(Extracted records)
--- START ---
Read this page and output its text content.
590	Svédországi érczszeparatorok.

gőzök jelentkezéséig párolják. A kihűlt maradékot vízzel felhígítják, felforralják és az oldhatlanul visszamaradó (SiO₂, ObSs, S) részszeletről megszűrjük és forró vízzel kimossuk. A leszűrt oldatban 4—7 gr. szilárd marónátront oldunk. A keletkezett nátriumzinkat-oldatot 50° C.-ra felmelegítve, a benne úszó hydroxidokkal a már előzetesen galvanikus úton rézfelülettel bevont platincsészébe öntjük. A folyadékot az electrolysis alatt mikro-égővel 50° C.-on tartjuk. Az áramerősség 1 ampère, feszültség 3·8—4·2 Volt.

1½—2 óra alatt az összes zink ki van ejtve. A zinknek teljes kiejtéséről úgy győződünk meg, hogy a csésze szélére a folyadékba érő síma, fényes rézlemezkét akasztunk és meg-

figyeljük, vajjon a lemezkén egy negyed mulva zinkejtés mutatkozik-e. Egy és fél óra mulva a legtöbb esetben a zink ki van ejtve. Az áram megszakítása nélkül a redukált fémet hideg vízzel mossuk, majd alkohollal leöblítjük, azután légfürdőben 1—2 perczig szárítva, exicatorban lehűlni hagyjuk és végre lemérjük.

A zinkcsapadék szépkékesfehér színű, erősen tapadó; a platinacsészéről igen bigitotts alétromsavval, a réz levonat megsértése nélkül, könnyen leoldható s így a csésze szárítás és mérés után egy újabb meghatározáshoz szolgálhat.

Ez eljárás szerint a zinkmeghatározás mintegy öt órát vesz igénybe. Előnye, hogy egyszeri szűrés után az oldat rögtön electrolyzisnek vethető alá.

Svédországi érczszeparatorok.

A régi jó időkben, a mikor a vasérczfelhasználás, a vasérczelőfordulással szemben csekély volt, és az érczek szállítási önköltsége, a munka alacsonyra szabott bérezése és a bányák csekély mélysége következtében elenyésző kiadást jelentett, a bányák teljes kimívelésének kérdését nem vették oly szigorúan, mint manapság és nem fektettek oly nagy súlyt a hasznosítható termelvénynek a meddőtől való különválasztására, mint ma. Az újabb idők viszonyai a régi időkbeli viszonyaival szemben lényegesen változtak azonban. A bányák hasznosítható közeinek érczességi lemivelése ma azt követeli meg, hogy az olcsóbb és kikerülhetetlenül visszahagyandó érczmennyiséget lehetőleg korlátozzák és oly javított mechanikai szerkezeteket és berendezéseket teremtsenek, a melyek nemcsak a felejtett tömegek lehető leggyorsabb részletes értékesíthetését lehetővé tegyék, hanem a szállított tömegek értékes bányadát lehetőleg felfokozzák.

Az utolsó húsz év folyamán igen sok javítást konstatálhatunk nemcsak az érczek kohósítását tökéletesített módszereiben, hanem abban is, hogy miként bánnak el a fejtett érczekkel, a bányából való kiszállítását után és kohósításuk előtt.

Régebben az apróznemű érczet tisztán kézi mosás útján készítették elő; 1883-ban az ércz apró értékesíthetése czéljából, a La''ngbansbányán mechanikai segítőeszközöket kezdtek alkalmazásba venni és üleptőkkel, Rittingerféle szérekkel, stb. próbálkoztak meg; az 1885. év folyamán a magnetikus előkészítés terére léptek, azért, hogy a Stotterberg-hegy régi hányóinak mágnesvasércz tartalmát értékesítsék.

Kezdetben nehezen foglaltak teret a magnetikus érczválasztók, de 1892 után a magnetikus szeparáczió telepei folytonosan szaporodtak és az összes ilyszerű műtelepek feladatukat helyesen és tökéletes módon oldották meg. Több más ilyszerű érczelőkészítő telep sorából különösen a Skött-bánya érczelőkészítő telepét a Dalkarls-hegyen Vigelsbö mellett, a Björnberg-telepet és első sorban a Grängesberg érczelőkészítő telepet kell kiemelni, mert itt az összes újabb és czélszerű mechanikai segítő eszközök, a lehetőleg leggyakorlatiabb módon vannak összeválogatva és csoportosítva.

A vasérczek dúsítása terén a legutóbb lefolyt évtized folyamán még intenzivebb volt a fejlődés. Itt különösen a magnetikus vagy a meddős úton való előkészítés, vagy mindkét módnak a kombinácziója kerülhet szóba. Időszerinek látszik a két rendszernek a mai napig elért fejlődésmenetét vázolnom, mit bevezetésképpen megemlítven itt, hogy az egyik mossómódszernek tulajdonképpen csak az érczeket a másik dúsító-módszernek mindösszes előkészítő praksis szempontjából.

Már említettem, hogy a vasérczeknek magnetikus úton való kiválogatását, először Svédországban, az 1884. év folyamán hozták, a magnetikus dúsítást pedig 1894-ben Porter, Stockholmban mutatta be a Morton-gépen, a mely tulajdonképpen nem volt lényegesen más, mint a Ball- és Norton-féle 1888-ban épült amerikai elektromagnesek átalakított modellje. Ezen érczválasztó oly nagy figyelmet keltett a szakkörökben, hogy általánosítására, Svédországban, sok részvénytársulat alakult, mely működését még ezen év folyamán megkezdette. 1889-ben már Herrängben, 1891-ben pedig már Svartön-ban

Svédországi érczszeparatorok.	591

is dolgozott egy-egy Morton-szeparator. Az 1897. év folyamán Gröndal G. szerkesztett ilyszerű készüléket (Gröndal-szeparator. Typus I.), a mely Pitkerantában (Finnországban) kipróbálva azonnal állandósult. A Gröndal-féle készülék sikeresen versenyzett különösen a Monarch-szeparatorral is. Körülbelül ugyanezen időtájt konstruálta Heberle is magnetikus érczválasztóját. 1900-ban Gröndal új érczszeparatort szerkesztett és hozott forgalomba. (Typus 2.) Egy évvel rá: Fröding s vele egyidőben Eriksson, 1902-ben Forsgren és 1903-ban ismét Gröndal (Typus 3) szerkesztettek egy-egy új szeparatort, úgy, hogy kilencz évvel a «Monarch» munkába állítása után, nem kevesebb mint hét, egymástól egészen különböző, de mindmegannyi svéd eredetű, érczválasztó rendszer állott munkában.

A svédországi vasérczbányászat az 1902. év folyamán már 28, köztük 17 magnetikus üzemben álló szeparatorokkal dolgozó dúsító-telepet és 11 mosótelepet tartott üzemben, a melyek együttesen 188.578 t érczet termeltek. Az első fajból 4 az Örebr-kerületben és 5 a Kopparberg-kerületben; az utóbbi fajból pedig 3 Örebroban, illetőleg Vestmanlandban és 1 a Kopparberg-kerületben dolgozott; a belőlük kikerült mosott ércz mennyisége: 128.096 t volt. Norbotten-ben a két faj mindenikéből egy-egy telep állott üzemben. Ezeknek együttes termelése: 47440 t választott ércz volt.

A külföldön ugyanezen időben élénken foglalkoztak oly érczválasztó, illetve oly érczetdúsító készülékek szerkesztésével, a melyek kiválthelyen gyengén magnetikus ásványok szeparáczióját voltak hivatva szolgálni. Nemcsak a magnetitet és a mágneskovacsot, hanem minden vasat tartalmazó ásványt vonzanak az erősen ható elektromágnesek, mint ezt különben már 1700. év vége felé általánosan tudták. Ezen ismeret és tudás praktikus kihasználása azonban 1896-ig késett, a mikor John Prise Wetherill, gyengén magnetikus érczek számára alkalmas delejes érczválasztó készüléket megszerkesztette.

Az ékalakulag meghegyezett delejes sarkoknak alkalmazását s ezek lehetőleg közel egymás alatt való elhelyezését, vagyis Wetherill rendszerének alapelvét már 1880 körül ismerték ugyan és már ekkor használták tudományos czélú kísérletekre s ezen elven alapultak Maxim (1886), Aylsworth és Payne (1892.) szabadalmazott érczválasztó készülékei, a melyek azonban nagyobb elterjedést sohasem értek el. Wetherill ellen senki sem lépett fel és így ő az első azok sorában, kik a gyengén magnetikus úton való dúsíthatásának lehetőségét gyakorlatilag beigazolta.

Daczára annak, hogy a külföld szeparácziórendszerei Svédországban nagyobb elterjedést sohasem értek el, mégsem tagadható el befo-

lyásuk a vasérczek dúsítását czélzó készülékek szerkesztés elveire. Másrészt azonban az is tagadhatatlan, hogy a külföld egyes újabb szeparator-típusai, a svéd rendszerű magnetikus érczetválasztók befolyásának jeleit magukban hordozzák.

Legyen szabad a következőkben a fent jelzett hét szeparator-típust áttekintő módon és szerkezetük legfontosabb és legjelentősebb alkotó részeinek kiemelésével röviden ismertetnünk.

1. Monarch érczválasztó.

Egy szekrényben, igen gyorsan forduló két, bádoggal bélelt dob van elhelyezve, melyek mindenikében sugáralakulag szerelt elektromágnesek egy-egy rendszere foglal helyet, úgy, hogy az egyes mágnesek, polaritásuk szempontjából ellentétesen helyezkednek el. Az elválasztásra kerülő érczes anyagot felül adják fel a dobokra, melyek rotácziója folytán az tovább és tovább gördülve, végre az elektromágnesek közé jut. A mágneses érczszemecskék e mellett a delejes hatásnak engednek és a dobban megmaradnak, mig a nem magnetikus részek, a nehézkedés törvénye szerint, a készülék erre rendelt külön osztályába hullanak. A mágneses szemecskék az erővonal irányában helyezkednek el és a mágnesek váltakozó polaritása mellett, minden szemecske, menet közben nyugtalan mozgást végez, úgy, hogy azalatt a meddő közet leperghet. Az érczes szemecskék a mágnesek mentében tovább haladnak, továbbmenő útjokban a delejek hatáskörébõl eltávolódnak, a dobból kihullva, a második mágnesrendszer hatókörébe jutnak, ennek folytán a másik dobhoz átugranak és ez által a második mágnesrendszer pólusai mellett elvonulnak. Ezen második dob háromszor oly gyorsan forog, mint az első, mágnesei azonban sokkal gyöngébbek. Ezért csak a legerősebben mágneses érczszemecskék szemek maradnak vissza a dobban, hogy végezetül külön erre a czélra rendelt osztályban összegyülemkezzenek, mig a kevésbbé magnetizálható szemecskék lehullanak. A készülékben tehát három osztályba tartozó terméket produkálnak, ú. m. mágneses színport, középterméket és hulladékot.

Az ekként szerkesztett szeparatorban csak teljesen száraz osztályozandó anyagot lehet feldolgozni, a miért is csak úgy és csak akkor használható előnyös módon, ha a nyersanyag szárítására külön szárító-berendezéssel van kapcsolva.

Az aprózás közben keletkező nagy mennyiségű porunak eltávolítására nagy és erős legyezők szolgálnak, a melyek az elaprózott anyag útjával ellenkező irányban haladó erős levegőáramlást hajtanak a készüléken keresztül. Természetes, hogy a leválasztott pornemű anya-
--- END ---
◆ **Problem description**
Report only the number of lines in the data above that contain "pedig".

◆ **Complete answer**
2